Figure collection entries:
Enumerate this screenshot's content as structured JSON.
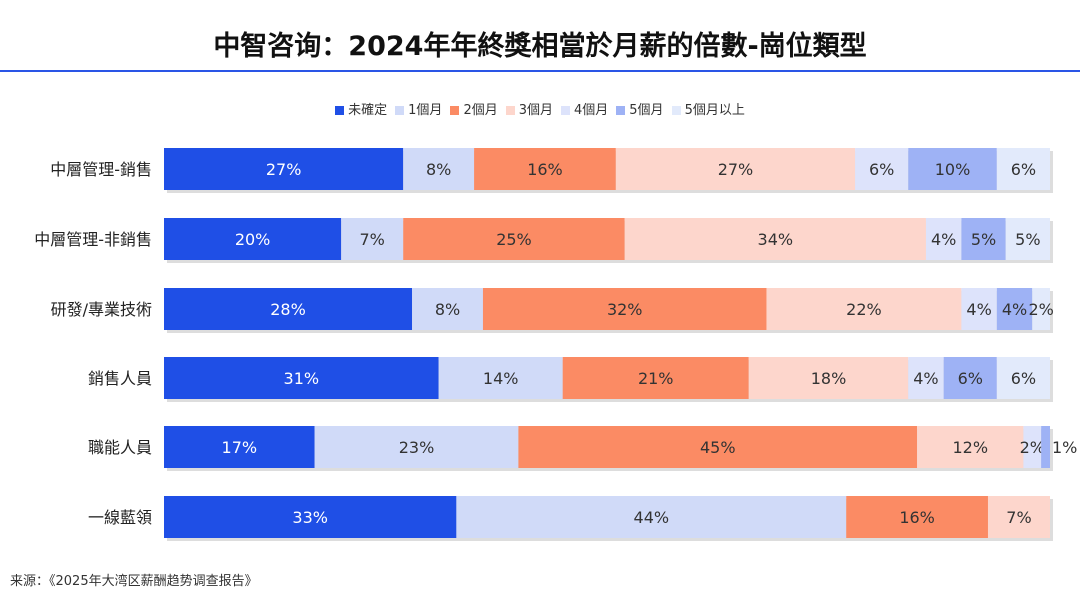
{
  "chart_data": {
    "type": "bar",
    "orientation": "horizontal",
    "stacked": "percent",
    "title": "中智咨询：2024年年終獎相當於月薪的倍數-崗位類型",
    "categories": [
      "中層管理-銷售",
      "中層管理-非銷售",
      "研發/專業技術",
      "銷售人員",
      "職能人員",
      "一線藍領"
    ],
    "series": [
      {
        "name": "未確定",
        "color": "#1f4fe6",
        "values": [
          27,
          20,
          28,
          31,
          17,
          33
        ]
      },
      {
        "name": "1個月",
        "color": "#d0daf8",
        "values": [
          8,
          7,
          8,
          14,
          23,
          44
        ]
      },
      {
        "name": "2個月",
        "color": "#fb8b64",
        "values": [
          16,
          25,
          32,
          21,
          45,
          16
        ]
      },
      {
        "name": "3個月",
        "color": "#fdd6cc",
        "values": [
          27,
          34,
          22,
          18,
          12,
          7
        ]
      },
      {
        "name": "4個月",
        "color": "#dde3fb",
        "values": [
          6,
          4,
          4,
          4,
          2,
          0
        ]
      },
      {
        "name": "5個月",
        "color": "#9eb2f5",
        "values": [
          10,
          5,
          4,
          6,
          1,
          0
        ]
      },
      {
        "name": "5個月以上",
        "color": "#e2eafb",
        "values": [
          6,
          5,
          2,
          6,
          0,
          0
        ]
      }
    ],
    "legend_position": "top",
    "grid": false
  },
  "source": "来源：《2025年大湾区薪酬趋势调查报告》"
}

• _CHALLENGE_
All of the material above should be reproduced exactly, except the pictures.

• _REPLY TO THE TASK_
Enumerate this screenshot's content as structured JSON.
{
  "chart_data": {
    "type": "bar",
    "orientation": "horizontal",
    "stacked": "percent",
    "title": "中智咨询：2024年年終獎相當於月薪的倍數-崗位類型",
    "categories": [
      "中層管理-銷售",
      "中層管理-非銷售",
      "研發/專業技術",
      "銷售人員",
      "職能人員",
      "一線藍領"
    ],
    "series": [
      {
        "name": "未確定",
        "color": "#1f4fe6",
        "values": [
          27,
          20,
          28,
          31,
          17,
          33
        ]
      },
      {
        "name": "1個月",
        "color": "#d0daf8",
        "values": [
          8,
          7,
          8,
          14,
          23,
          44
        ]
      },
      {
        "name": "2個月",
        "color": "#fb8b64",
        "values": [
          16,
          25,
          32,
          21,
          45,
          16
        ]
      },
      {
        "name": "3個月",
        "color": "#fdd6cc",
        "values": [
          27,
          34,
          22,
          18,
          12,
          7
        ]
      },
      {
        "name": "4個月",
        "color": "#dde3fb",
        "values": [
          6,
          4,
          4,
          4,
          2,
          0
        ]
      },
      {
        "name": "5個月",
        "color": "#9eb2f5",
        "values": [
          10,
          5,
          4,
          6,
          1,
          0
        ]
      },
      {
        "name": "5個月以上",
        "color": "#e2eafb",
        "values": [
          6,
          5,
          2,
          6,
          0,
          0
        ]
      }
    ],
    "legend_position": "top",
    "grid": false
  },
  "source": "来源：《2025年大湾区薪酬趋势调查报告》"
}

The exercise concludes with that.